(Saved entries)
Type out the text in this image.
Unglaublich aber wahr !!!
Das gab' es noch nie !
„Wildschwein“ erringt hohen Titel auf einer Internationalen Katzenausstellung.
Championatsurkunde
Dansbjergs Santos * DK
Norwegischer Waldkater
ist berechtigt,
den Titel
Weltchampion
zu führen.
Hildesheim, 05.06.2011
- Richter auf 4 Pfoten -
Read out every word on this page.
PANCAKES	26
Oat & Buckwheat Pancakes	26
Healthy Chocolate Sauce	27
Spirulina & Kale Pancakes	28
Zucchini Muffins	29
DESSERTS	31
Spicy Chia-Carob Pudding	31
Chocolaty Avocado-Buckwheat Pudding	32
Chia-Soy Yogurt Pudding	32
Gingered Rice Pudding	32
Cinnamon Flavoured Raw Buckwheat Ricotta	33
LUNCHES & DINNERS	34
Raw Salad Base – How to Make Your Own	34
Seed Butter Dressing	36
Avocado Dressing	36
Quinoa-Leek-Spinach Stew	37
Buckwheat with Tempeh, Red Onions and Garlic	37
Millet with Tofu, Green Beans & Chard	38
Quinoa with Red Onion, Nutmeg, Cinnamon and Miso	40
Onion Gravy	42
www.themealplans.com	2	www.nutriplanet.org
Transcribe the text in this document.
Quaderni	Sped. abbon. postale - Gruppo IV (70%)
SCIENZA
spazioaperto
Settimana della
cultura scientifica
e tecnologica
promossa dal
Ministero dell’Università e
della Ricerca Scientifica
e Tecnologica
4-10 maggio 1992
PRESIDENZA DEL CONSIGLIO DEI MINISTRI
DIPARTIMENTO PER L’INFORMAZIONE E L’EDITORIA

[THE TASK] Write the material out exactly, with nothing left out.

[FULL OUTPUT]
Type out the text in this image.
Unglaublich aber wahr !!!
Das gab' es noch nie !
„Wildschwein“ erringt hohen Titel auf einer Internationalen Katzenausstellung.
Championatsurkunde
Dansbjergs Santos * DK
Norwegischer Waldkater
ist berechtigt,
den Titel
Weltchampion
zu führen.
Hildesheim, 05.06.2011
- Richter auf 4 Pfoten -
Read out every word on this page.
PANCAKES	26
Oat & Buckwheat Pancakes	26
Healthy Chocolate Sauce	27
Spirulina & Kale Pancakes	28
Zucchini Muffins	29
DESSERTS	31
Spicy Chia-Carob Pudding	31
Chocolaty Avocado-Buckwheat Pudding	32
Chia-Soy Yogurt Pudding	32
Gingered Rice Pudding	32
Cinnamon Flavoured Raw Buckwheat Ricotta	33
LUNCHES & DINNERS	34
Raw Salad Base – How to Make Your Own	34
Seed Butter Dressing	36
Avocado Dressing	36
Quinoa-Leek-Spinach Stew	37
Buckwheat with Tempeh, Red Onions and Garlic	37
Millet with Tofu, Green Beans & Chard	38
Quinoa with Red Onion, Nutmeg, Cinnamon and Miso	40
Onion Gravy	42
www.themealplans.com	2	www.nutriplanet.org
Transcribe the text in this document.
Quaderni	Sped. abbon. postale - Gruppo IV (70%)
SCIENZA
spazioaperto
Settimana della
cultura scientifica
e tecnologica
promossa dal
Ministero dell’Università e
della Ricerca Scientifica
e Tecnologica
4-10 maggio 1992
PRESIDENZA DEL CONSIGLIO DEI MINISTRI
DIPARTIMENTO PER L’INFORMAZIONE E L’EDITORIA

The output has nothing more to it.